Task directions: Scan the entries for the string "capita" and give the number of lines that have it, nothing further.

*-*-*

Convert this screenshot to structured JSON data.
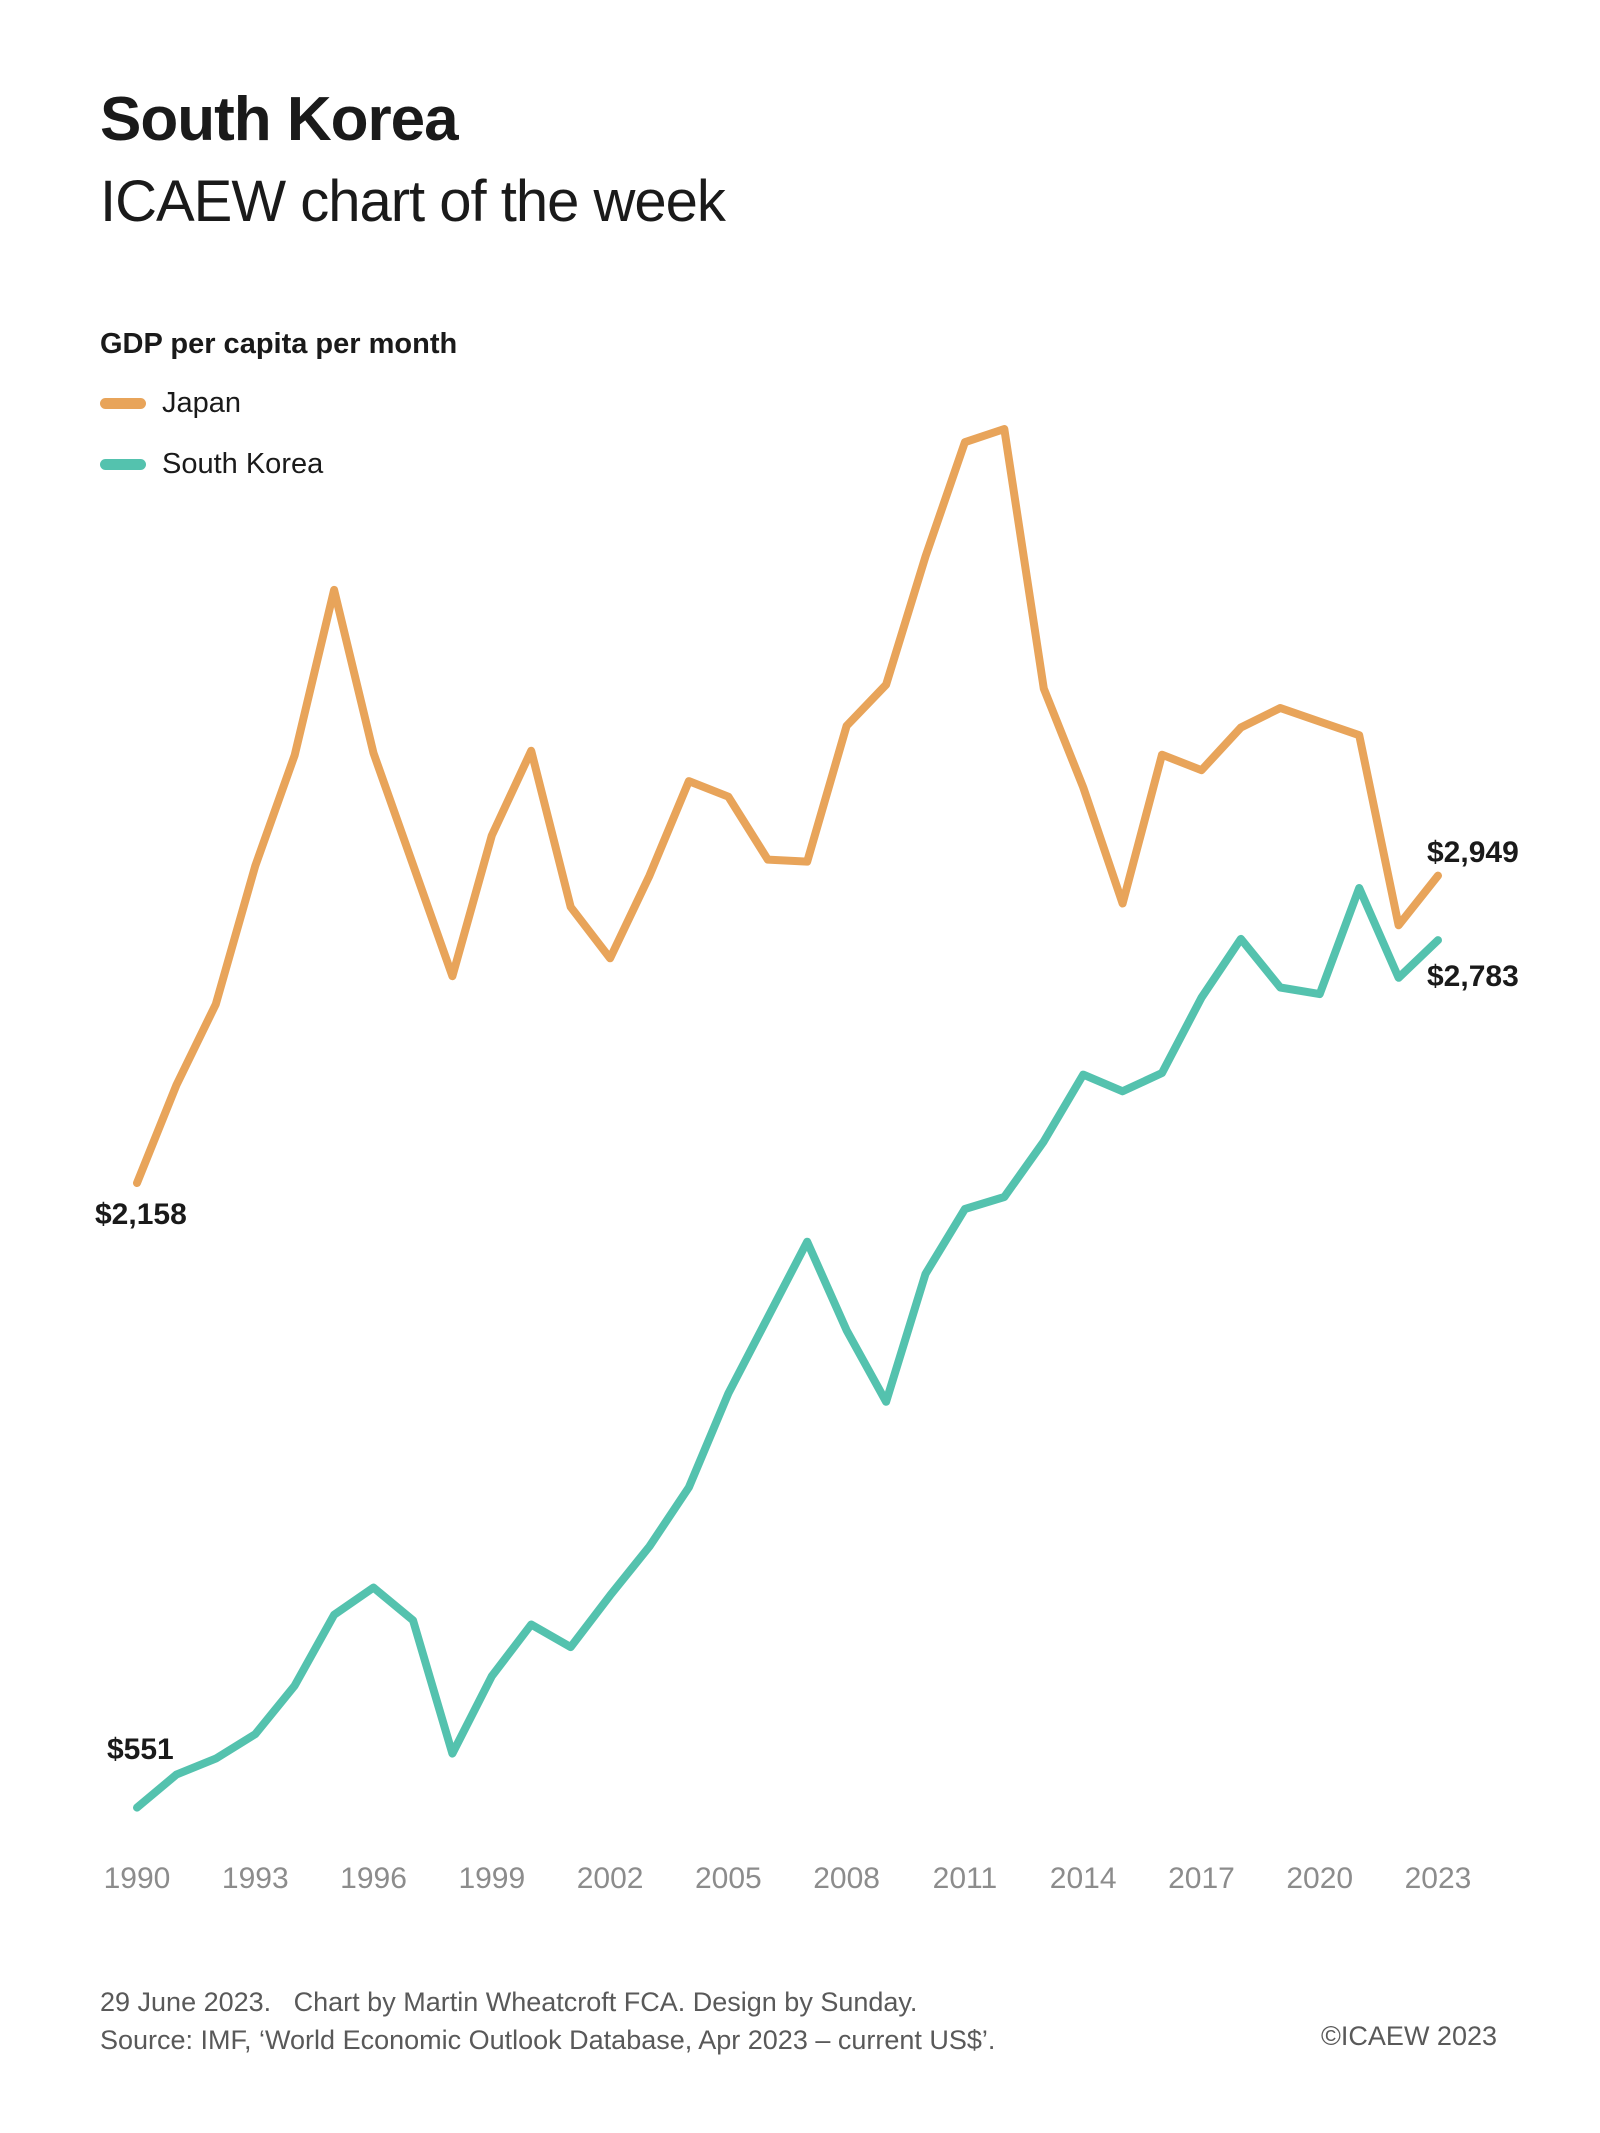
{
  "header": {
    "title": "South Korea",
    "subtitle": "ICAEW chart of the week"
  },
  "legend": {
    "heading": "GDP per capita per month",
    "items": [
      {
        "label": "Japan",
        "color": "#E8A45A"
      },
      {
        "label": "South Korea",
        "color": "#54C2AE"
      }
    ]
  },
  "chart_data": {
    "type": "line",
    "title": "GDP per capita per month",
    "xlabel": "",
    "ylabel": "GDP per capita per month (current US$)",
    "grid": false,
    "legend_position": "top-left",
    "x": [
      1990,
      1991,
      1992,
      1993,
      1994,
      1995,
      1996,
      1997,
      1998,
      1999,
      2000,
      2001,
      2002,
      2003,
      2004,
      2005,
      2006,
      2007,
      2008,
      2009,
      2010,
      2011,
      2012,
      2013,
      2014,
      2015,
      2016,
      2017,
      2018,
      2019,
      2020,
      2021,
      2022,
      2023
    ],
    "x_ticks": [
      1990,
      1993,
      1996,
      1999,
      2002,
      2005,
      2008,
      2011,
      2014,
      2017,
      2020,
      2023
    ],
    "ylim": [
      430,
      4200
    ],
    "series": [
      {
        "name": "Japan",
        "color": "#E8A45A",
        "values": [
          2158,
          2410,
          2618,
          2974,
          3259,
          3684,
          3264,
          2977,
          2690,
          3052,
          3270,
          2868,
          2736,
          2949,
          3192,
          3152,
          2990,
          2985,
          3334,
          3440,
          3770,
          4064,
          4098,
          3430,
          3176,
          2877,
          3260,
          3220,
          3330,
          3380,
          3345,
          3310,
          2821,
          2949
        ]
      },
      {
        "name": "South Korea",
        "color": "#54C2AE",
        "values": [
          551,
          636,
          677,
          740,
          865,
          1047,
          1117,
          1033,
          690,
          889,
          1022,
          964,
          1097,
          1223,
          1375,
          1617,
          1812,
          2007,
          1779,
          1595,
          1924,
          2091,
          2122,
          2265,
          2437,
          2394,
          2441,
          2635,
          2786,
          2661,
          2644,
          2917,
          2686,
          2783
        ]
      }
    ],
    "annotations": [
      {
        "text": "$2,158",
        "series": "Japan",
        "year": 1990,
        "value": 2158
      },
      {
        "text": "$551",
        "series": "South Korea",
        "year": 1990,
        "value": 551
      },
      {
        "text": "$2,949",
        "series": "Japan",
        "year": 2023,
        "value": 2949
      },
      {
        "text": "$2,783",
        "series": "South Korea",
        "year": 2023,
        "value": 2783
      }
    ]
  },
  "footer": {
    "line1": "29 June 2023.   Chart by Martin Wheatcroft FCA. Design by Sunday.",
    "line2": "Source: IMF, ‘World Economic Outlook Database, Apr 2023 – current US$’.",
    "copyright": "©ICAEW 2023"
  }
}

*-*-*

Response to this exercise: 3